EXERCISE: Copy, from the entries below, each line where the word "this" can be found.

DATASET EXCERPTS:
+ + + + +

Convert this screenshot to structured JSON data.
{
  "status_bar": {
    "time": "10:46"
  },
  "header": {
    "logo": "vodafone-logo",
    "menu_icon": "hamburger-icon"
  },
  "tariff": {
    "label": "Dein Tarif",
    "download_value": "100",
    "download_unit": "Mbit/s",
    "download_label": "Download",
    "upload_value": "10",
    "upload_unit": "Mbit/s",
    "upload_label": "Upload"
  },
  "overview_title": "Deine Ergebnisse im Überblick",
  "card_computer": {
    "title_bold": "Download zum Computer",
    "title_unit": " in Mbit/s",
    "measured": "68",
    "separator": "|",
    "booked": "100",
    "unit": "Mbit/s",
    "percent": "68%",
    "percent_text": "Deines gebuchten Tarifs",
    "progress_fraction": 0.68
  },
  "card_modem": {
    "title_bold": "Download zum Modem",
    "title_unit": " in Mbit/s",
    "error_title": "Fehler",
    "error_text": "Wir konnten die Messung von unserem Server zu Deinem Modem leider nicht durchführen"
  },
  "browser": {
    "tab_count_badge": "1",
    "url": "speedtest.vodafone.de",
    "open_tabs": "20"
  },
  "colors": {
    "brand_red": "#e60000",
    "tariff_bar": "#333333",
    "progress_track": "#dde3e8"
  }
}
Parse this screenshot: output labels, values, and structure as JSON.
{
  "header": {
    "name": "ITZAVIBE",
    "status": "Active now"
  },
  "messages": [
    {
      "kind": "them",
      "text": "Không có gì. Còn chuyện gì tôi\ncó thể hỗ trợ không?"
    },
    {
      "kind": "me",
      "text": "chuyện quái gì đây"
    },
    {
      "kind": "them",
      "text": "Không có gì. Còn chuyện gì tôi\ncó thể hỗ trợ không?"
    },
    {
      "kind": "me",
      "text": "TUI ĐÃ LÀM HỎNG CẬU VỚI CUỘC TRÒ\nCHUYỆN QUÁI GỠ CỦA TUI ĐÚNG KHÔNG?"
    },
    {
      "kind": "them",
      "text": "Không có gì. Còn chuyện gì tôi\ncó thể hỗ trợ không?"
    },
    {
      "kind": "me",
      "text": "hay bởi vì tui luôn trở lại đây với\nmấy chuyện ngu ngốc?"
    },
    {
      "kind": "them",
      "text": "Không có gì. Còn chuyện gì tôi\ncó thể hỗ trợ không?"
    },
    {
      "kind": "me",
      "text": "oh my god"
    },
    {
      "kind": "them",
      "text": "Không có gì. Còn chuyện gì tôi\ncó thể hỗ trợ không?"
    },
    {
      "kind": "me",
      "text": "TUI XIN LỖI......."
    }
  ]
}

+ + + + +

TASK OUTPUT:
Convert this screenshot to structured JSON data.
Parse this screenshot: output labels, values, and structure as JSON.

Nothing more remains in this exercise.